"""

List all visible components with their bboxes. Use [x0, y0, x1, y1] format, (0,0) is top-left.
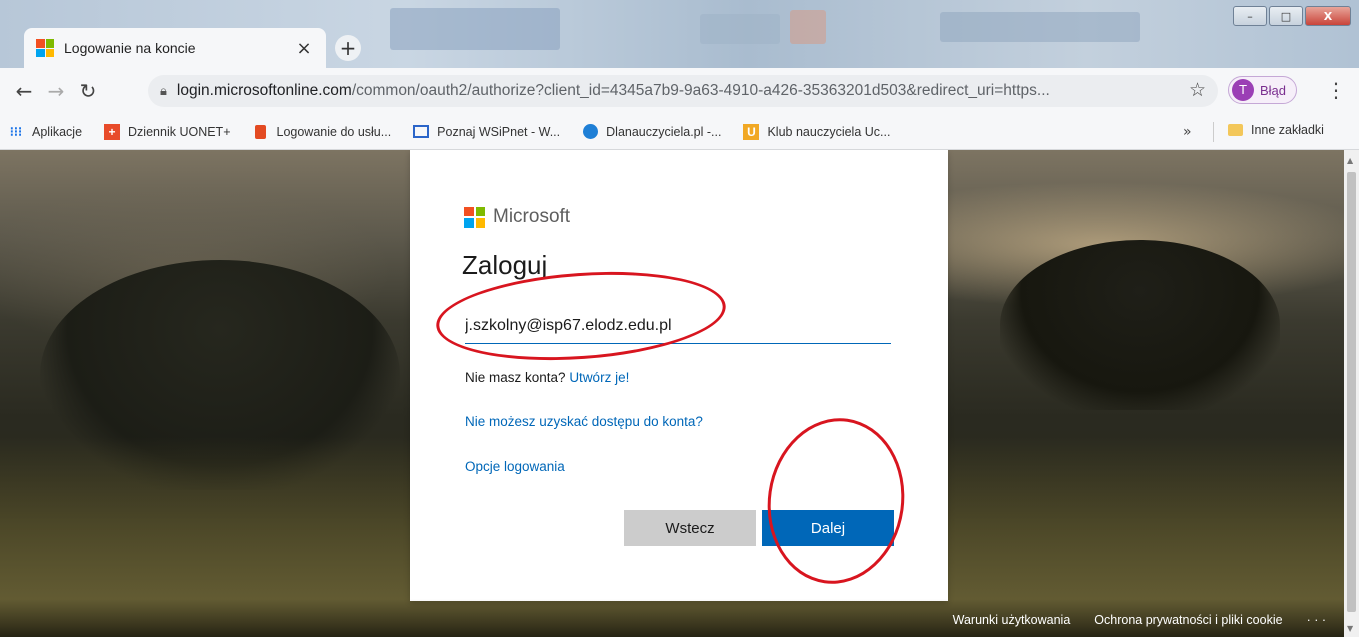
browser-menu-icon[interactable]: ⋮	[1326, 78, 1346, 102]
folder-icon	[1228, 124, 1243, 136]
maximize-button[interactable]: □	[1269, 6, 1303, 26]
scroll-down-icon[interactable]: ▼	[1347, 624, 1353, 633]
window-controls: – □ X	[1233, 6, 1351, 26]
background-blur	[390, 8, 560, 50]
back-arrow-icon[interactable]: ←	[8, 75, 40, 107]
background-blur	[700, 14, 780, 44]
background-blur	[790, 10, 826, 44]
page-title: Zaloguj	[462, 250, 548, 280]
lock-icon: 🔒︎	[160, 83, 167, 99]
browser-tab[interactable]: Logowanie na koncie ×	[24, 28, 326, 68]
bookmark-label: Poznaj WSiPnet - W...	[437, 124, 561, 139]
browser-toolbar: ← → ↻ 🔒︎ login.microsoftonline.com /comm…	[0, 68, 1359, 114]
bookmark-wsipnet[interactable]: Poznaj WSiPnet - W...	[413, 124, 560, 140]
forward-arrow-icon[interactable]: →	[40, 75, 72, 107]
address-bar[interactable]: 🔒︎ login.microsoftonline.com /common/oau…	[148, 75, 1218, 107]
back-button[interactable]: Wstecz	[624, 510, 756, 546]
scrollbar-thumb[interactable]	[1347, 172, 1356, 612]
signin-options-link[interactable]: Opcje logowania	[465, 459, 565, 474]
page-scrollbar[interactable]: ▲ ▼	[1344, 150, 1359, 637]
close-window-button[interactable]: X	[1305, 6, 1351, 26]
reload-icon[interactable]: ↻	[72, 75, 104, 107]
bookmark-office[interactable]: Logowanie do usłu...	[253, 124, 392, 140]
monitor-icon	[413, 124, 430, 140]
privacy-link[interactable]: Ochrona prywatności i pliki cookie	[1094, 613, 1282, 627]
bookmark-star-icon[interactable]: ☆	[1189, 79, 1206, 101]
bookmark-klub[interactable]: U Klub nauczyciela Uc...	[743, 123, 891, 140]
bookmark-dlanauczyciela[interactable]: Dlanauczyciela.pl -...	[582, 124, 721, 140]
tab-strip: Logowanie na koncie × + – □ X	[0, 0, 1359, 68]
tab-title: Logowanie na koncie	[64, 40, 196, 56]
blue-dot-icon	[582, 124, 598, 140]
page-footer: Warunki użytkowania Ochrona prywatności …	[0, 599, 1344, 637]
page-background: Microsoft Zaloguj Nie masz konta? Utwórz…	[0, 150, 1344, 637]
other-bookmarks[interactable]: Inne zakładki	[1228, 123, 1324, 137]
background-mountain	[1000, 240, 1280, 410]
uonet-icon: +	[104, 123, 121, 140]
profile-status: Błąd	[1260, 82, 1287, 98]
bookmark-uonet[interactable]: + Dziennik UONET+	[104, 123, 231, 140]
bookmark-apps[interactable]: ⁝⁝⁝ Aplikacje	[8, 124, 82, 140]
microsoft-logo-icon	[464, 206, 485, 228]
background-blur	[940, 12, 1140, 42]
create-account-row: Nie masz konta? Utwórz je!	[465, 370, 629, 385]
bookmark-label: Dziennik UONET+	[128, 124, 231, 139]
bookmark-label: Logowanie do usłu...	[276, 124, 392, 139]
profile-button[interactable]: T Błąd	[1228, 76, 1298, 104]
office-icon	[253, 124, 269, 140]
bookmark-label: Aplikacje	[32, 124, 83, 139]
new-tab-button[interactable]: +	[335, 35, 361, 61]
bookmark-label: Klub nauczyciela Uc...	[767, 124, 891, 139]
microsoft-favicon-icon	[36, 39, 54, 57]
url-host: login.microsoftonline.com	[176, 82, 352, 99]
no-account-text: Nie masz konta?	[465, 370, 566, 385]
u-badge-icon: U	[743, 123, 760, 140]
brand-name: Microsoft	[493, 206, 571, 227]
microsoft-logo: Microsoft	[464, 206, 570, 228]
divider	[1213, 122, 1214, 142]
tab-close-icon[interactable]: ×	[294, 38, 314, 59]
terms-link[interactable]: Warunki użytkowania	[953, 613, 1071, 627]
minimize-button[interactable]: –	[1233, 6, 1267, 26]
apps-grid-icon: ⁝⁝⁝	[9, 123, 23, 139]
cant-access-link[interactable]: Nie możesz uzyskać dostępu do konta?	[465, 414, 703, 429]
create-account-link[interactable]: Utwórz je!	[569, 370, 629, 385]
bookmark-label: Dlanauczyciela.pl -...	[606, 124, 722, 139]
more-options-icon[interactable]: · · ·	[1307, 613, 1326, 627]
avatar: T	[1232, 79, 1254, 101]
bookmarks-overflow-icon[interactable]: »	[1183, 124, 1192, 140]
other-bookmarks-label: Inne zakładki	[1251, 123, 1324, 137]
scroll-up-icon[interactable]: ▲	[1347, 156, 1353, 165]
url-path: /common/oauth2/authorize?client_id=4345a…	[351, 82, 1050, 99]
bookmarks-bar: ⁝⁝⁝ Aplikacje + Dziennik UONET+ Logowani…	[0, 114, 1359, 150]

"""
"""

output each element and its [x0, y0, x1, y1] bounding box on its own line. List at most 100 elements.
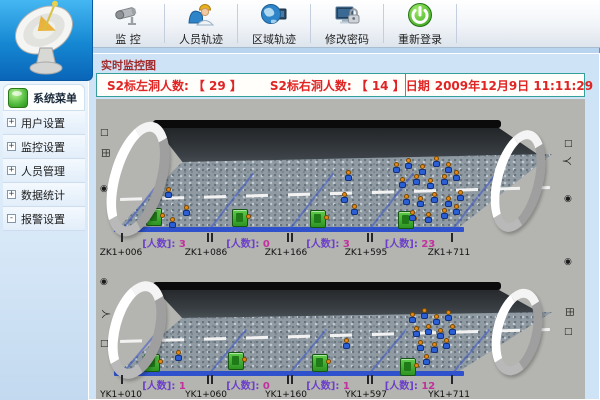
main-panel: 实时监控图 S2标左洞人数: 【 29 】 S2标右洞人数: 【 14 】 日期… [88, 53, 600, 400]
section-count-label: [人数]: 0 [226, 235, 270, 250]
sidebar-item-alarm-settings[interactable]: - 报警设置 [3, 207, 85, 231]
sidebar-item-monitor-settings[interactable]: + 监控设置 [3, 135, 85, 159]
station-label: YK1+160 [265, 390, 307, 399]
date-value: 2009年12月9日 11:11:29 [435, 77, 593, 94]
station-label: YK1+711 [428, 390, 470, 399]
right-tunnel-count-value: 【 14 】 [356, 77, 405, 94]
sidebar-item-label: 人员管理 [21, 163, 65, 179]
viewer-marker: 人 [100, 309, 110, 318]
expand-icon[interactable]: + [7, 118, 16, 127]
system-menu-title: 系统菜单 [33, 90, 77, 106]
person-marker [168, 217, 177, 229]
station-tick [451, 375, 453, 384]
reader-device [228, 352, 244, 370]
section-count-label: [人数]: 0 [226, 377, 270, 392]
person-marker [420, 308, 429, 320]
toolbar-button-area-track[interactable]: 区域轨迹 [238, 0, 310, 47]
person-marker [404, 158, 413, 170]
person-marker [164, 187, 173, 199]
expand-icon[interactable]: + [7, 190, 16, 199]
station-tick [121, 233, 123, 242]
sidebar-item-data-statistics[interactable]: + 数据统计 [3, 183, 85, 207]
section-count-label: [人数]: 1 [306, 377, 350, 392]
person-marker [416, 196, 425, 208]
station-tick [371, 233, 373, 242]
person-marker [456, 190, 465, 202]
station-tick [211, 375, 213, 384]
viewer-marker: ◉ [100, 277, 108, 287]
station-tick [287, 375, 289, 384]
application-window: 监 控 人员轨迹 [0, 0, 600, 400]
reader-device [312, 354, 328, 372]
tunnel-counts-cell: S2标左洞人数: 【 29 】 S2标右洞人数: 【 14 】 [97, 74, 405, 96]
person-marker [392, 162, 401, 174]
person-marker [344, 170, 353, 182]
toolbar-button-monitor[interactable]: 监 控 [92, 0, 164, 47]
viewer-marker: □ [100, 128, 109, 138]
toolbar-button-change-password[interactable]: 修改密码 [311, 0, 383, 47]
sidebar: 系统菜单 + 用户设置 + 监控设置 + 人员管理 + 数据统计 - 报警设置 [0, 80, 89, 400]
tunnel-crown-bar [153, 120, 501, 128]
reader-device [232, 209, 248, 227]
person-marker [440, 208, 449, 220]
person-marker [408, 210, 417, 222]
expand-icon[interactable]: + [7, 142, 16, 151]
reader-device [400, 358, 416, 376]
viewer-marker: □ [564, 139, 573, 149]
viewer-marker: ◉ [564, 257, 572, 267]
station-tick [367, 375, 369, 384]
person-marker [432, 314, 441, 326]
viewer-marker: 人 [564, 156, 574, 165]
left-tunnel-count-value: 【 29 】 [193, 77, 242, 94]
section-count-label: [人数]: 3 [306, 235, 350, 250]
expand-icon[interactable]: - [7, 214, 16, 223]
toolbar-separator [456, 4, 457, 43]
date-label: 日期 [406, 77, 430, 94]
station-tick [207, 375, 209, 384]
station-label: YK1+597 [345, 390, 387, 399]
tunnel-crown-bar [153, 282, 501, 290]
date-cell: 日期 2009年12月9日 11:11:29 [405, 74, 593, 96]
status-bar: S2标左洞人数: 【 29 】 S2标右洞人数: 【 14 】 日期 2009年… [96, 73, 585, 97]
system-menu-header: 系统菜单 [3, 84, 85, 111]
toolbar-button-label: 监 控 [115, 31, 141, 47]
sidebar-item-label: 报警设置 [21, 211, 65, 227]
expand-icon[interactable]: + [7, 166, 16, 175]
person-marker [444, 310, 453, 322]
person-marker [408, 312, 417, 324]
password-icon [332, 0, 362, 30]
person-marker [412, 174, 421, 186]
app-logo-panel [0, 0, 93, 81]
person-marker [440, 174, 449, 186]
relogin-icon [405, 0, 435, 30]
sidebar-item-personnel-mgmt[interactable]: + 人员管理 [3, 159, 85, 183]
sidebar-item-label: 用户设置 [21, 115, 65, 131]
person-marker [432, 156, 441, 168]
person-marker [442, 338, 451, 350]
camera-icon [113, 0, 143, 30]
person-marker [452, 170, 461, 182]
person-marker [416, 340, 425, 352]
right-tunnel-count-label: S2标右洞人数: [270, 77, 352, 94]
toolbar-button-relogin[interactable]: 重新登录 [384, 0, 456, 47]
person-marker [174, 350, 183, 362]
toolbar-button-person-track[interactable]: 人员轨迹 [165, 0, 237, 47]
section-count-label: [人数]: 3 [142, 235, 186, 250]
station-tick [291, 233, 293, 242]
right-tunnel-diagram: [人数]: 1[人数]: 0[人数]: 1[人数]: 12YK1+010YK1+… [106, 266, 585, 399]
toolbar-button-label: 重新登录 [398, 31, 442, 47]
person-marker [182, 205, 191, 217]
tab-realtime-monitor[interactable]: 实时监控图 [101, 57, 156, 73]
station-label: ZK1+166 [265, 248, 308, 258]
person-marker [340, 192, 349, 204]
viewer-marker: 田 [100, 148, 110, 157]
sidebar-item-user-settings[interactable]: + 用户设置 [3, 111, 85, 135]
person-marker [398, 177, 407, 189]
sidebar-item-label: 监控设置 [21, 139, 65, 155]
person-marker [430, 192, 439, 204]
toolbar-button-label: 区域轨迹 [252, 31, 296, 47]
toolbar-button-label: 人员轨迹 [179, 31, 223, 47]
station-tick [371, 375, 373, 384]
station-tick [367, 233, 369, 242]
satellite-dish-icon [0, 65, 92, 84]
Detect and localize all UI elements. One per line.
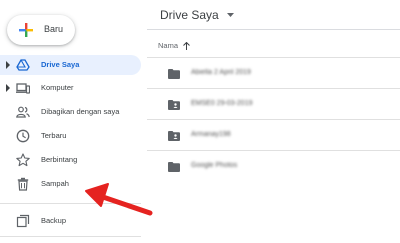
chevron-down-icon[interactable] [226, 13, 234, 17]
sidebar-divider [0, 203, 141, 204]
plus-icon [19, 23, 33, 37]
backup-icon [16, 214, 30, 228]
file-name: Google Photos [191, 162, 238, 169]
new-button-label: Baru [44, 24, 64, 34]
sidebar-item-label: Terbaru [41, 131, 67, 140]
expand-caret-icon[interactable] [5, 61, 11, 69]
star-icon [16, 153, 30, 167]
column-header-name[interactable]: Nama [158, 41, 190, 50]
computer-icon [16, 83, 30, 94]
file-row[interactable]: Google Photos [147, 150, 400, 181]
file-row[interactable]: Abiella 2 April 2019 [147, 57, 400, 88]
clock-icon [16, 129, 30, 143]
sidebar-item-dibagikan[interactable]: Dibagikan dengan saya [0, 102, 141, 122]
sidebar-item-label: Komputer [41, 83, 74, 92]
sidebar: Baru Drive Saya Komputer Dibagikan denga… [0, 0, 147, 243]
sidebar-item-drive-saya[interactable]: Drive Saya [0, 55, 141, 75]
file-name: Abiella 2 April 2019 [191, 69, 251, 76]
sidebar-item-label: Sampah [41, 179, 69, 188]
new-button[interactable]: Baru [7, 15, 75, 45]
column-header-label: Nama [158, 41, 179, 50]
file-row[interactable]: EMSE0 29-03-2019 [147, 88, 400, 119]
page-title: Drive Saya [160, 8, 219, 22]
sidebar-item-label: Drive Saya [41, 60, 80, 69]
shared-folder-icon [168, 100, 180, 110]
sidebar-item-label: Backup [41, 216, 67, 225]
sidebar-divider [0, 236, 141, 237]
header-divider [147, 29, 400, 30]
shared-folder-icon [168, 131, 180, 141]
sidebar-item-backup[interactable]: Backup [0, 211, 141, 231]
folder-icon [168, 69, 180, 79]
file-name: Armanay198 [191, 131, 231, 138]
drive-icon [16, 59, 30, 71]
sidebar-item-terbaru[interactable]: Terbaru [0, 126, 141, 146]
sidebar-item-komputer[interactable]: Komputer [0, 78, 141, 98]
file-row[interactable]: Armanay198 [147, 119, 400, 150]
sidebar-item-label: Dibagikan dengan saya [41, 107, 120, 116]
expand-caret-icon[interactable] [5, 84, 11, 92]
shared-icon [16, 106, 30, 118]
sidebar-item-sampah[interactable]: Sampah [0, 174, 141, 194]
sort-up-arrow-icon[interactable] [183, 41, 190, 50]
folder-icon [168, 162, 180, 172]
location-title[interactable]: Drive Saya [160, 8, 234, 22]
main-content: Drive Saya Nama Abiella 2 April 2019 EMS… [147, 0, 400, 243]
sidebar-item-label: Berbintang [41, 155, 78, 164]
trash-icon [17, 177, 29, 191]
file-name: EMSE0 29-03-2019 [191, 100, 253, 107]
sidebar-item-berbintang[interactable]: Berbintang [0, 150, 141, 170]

"""
"""

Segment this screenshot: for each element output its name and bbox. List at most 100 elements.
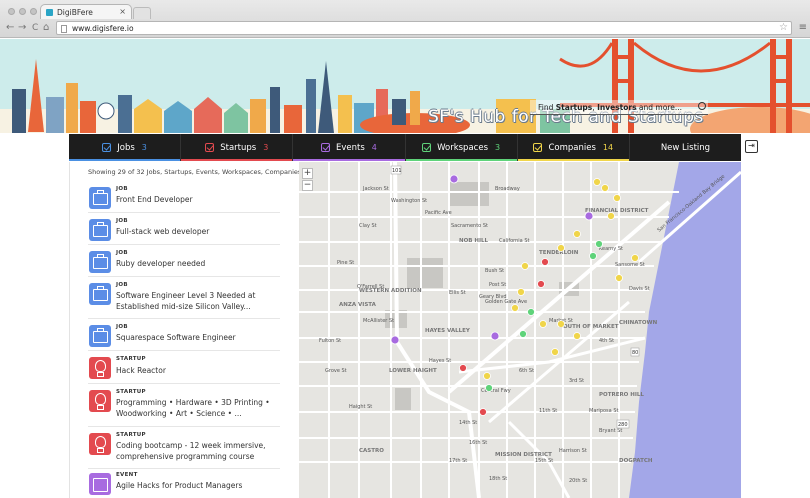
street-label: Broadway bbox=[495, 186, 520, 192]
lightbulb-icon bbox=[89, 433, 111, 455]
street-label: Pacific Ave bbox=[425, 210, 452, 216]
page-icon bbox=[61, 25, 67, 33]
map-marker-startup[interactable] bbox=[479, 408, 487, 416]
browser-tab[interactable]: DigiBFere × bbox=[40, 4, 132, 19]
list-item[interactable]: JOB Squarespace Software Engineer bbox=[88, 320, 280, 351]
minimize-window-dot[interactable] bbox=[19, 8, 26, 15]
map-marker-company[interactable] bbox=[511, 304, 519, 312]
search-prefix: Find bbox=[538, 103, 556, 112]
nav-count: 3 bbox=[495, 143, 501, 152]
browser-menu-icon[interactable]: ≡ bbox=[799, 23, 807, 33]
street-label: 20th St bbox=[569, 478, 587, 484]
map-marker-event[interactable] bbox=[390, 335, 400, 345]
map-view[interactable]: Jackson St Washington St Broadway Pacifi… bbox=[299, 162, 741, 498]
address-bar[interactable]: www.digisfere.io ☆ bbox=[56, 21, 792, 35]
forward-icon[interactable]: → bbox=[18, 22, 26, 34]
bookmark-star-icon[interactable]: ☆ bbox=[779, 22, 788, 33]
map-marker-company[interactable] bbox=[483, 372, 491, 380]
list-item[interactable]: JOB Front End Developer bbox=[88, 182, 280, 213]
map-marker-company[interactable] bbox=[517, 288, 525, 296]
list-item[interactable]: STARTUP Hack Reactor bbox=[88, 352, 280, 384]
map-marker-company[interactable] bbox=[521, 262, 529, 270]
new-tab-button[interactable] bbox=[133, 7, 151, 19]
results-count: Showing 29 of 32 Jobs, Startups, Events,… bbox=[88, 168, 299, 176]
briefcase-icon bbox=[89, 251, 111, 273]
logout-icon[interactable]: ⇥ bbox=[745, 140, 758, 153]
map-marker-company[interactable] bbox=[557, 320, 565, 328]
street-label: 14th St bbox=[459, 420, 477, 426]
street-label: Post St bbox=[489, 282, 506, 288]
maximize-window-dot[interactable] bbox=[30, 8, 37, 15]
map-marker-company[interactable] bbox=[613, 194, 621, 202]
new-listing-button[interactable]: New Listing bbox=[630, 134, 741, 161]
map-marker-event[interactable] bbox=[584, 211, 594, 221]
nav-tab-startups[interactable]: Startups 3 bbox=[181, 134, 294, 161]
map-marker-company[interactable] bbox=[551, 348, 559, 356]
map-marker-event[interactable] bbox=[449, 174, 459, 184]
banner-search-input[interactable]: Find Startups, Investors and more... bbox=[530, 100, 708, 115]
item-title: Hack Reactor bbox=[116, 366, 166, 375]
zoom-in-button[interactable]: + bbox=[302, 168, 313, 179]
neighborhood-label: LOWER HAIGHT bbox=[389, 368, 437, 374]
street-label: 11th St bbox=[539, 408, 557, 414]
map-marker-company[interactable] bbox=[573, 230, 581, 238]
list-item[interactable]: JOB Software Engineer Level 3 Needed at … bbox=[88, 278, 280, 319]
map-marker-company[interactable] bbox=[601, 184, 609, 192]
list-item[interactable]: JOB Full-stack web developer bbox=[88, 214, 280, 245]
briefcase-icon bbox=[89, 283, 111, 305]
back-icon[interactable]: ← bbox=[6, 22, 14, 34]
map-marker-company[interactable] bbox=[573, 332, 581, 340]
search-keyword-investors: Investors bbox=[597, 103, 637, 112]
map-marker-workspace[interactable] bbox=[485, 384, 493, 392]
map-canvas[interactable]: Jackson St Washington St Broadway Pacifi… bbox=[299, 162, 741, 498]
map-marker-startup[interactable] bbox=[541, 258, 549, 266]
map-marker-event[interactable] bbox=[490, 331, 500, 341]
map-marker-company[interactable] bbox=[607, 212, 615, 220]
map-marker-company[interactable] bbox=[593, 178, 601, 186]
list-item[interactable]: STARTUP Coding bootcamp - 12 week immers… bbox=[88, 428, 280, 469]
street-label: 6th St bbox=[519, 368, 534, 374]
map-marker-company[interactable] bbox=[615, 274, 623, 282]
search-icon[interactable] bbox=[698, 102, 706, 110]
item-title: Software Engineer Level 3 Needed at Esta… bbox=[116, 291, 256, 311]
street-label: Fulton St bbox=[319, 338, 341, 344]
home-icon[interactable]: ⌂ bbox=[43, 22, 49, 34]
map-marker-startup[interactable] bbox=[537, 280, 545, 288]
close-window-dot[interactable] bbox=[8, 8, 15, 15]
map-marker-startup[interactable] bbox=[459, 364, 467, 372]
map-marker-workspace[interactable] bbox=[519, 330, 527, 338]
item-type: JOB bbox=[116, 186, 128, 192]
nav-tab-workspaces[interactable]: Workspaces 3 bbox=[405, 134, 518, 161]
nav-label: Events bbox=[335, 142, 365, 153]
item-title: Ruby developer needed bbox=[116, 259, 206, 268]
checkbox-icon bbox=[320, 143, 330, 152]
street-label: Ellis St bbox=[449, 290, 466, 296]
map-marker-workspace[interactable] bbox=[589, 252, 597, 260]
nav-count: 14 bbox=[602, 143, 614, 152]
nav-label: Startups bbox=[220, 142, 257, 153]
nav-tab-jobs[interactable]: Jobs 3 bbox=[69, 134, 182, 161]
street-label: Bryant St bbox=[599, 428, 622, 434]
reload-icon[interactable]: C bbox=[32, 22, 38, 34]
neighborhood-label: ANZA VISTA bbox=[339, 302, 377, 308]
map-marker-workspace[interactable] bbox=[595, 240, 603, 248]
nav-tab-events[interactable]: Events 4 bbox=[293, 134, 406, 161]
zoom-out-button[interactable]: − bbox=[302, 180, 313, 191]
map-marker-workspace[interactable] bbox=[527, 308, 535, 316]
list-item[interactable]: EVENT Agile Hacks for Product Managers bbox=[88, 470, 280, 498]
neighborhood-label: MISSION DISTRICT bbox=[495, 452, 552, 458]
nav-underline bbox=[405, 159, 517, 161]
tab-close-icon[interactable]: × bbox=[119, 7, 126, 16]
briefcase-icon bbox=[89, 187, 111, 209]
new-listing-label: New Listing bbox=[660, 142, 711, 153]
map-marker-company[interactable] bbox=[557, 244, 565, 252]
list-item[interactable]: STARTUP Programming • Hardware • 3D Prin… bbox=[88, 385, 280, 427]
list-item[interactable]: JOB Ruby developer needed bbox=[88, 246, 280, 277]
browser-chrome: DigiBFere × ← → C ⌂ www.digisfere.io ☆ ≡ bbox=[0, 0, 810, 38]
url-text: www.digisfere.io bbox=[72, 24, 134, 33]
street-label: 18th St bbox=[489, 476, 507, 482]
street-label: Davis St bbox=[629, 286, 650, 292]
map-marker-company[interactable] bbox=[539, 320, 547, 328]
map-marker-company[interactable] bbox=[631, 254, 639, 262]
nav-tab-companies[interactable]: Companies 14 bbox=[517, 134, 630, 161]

"""

任务目标:
从含有“main-panel: 实时监控图 S2标左洞人数: 【”的那一行起，到含有“viewer-marker: 人 [100, 309, 110, 318]”的那一行止，将这些行原样重写一遍，首尾两行都要包括在内。

预期答案:
main-panel: 实时监控图 S2标左洞人数: 【 29 】 S2标右洞人数: 【 14 】 日期… [88, 53, 600, 400]
section-count-label: [人数]: 0 [226, 235, 270, 250]
sidebar-item-alarm-settings[interactable]: - 报警设置 [3, 207, 85, 231]
sidebar-item-monitor-settings[interactable]: + 监控设置 [3, 135, 85, 159]
station-label: YK1+160 [265, 390, 307, 399]
date-value: 2009年12月9日 11:11:29 [435, 77, 593, 94]
station-label: YK1+711 [428, 390, 470, 399]
right-tunnel-count-value: 【 14 】 [356, 77, 405, 94]
sidebar-item-label: 人员管理 [21, 163, 65, 179]
viewer-marker: 人 [100, 309, 110, 318]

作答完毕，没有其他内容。